• **What the exercise asks**:
Write out each entry again. Keep every word exactly as it is.

• **Information provided**:
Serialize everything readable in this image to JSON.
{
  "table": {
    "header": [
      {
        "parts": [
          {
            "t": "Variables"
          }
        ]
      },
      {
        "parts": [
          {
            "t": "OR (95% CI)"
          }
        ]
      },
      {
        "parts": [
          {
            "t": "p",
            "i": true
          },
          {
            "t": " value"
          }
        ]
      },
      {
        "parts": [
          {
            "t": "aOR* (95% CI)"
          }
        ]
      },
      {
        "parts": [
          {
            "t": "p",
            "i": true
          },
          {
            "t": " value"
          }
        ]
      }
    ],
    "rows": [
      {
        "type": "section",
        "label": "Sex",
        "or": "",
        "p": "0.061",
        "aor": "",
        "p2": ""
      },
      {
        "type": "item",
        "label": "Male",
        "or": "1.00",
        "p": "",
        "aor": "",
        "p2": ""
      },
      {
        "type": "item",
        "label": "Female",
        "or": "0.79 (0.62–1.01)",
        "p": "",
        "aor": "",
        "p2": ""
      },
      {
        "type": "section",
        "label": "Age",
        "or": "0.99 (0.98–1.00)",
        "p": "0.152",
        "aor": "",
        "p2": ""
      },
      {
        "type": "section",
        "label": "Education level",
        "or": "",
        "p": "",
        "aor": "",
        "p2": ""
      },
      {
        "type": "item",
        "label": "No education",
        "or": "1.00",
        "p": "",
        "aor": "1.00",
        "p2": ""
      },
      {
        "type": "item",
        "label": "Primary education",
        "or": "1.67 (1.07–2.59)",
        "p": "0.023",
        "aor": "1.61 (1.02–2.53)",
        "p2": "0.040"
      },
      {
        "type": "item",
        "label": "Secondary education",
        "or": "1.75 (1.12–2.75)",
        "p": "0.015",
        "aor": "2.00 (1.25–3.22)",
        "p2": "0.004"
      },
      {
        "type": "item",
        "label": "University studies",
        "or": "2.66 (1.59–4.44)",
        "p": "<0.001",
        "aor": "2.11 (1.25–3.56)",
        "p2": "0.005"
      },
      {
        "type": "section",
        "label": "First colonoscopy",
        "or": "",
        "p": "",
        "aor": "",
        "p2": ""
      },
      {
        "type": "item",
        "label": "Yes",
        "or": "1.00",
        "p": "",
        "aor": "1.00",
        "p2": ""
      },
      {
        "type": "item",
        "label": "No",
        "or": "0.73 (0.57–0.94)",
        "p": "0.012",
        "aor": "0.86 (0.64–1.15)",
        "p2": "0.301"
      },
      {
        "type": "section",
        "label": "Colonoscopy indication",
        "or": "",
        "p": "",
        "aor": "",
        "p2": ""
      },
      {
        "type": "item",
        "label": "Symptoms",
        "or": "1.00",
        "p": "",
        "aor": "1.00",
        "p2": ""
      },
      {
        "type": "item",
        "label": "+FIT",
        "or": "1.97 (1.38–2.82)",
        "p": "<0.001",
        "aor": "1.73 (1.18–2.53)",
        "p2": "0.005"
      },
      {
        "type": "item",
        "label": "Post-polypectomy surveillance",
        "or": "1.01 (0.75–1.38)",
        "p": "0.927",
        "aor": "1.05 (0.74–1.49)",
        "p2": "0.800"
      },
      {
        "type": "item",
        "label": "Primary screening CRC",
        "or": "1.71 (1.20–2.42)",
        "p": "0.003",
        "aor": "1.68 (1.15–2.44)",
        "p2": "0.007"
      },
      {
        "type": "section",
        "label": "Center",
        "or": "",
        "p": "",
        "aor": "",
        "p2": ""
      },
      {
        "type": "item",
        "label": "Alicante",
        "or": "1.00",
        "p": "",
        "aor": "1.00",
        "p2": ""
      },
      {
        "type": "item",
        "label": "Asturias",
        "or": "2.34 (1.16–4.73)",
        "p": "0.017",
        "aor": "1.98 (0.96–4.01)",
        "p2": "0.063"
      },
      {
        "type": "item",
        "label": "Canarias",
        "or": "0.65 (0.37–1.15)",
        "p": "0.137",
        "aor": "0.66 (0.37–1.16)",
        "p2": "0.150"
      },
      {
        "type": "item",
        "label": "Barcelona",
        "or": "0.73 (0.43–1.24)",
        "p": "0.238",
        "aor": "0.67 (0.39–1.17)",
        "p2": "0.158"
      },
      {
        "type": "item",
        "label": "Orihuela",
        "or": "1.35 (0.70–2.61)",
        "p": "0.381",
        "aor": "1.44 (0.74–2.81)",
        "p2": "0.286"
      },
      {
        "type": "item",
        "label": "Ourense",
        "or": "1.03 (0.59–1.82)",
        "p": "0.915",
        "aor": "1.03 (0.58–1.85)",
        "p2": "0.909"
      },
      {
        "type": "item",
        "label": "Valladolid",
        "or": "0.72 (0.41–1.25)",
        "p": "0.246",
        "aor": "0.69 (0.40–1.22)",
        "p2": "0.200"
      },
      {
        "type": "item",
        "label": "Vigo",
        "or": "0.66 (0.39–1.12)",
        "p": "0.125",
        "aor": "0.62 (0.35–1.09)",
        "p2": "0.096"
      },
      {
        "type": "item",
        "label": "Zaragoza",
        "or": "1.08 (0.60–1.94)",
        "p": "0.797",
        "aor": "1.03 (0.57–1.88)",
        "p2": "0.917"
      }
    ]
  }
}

• **Written reply**:
Serialize everything readable in this image to JSON.
{
  "table": {
    "header": [
      {
        "parts": [
          {
            "t": "Variables"
          }
        ]
      },
      {
        "parts": [
          {
            "t": "OR (95% CI)"
          }
        ]
      },
      {
        "parts": [
          {
            "t": "p",
            "i": true
          },
          {
            "t": " value"
          }
        ]
      },
      {
        "parts": [
          {
            "t": "aOR* (95% CI)"
          }
        ]
      },
      {
        "parts": [
          {
            "t": "p",
            "i": true
          },
          {
            "t": " value"
          }
        ]
      }
    ],
    "rows": [
      {
        "type": "section",
        "label": "Sex",
        "or": "",
        "p": "0.061",
        "aor": "",
        "p2": ""
      },
      {
        "type": "item",
        "label": "Male",
        "or": "1.00",
        "p": "",
        "aor": "",
        "p2": ""
      },
      {
        "type": "item",
        "label": "Female",
        "or": "0.79 (0.62–1.01)",
        "p": "",
        "aor": "",
        "p2": ""
      },
      {
        "type": "section",
        "label": "Age",
        "or": "0.99 (0.98–1.00)",
        "p": "0.152",
        "aor": "",
        "p2": ""
      },
      {
        "type": "section",
        "label": "Education level",
        "or": "",
        "p": "",
        "aor": "",
        "p2": ""
      },
      {
        "type": "item",
        "label": "No education",
        "or": "1.00",
        "p": "",
        "aor": "1.00",
        "p2": ""
      },
      {
        "type": "item",
        "label": "Primary education",
        "or": "1.67 (1.07–2.59)",
        "p": "0.023",
        "aor": "1.61 (1.02–2.53)",
        "p2": "0.040"
      },
      {
        "type": "item",
        "label": "Secondary education",
        "or": "1.75 (1.12–2.75)",
        "p": "0.015",
        "aor": "2.00 (1.25–3.22)",
        "p2": "0.004"
      },
      {
        "type": "item",
        "label": "University studies",
        "or": "2.66 (1.59–4.44)",
        "p": "<0.001",
        "aor": "2.11 (1.25–3.56)",
        "p2": "0.005"
      },
      {
        "type": "section",
        "label": "First colonoscopy",
        "or": "",
        "p": "",
        "aor": "",
        "p2": ""
      },
      {
        "type": "item",
        "label": "Yes",
        "or": "1.00",
        "p": "",
        "aor": "1.00",
        "p2": ""
      },
      {
        "type": "item",
        "label": "No",
        "or": "0.73 (0.57–0.94)",
        "p": "0.012",
        "aor": "0.86 (0.64–1.15)",
        "p2": "0.301"
      },
      {
        "type": "section",
        "label": "Colonoscopy indication",
        "or": "",
        "p": "",
        "aor": "",
        "p2": ""
      },
      {
        "type": "item",
        "label": "Symptoms",
        "or": "1.00",
        "p": "",
        "aor": "1.00",
        "p2": ""
      },
      {
        "type": "item",
        "label": "+FIT",
        "or": "1.97 (1.38–2.82)",
        "p": "<0.001",
        "aor": "1.73 (1.18–2.53)",
        "p2": "0.005"
      },
      {
        "type": "item",
        "label": "Post-polypectomy surveillance",
        "or": "1.01 (0.75–1.38)",
        "p": "0.927",
        "aor": "1.05 (0.74–1.49)",
        "p2": "0.800"
      },
      {
        "type": "item",
        "label": "Primary screening CRC",
        "or": "1.71 (1.20–2.42)",
        "p": "0.003",
        "aor": "1.68 (1.15–2.44)",
        "p2": "0.007"
      },
      {
        "type": "section",
        "label": "Center",
        "or": "",
        "p": "",
        "aor": "",
        "p2": ""
      },
      {
        "type": "item",
        "label": "Alicante",
        "or": "1.00",
        "p": "",
        "aor": "1.00",
        "p2": ""
      },
      {
        "type": "item",
        "label": "Asturias",
        "or": "2.34 (1.16–4.73)",
        "p": "0.017",
        "aor": "1.98 (0.96–4.01)",
        "p2": "0.063"
      },
      {
        "type": "item",
        "label": "Canarias",
        "or": "0.65 (0.37–1.15)",
        "p": "0.137",
        "aor": "0.66 (0.37–1.16)",
        "p2": "0.150"
      },
      {
        "type": "item",
        "label": "Barcelona",
        "or": "0.73 (0.43–1.24)",
        "p": "0.238",
        "aor": "0.67 (0.39–1.17)",
        "p2": "0.158"
      },
      {
        "type": "item",
        "label": "Orihuela",
        "or": "1.35 (0.70–2.61)",
        "p": "0.381",
        "aor": "1.44 (0.74–2.81)",
        "p2": "0.286"
      },
      {
        "type": "item",
        "label": "Ourense",
        "or": "1.03 (0.59–1.82)",
        "p": "0.915",
        "aor": "1.03 (0.58–1.85)",
        "p2": "0.909"
      },
      {
        "type": "item",
        "label": "Valladolid",
        "or": "0.72 (0.41–1.25)",
        "p": "0.246",
        "aor": "0.69 (0.40–1.22)",
        "p2": "0.200"
      },
      {
        "type": "item",
        "label": "Vigo",
        "or": "0.66 (0.39–1.12)",
        "p": "0.125",
        "aor": "0.62 (0.35–1.09)",
        "p2": "0.096"
      },
      {
        "type": "item",
        "label": "Zaragoza",
        "or": "1.08 (0.60–1.94)",
        "p": "0.797",
        "aor": "1.03 (0.57–1.88)",
        "p2": "0.917"
      }
    ]
  }
}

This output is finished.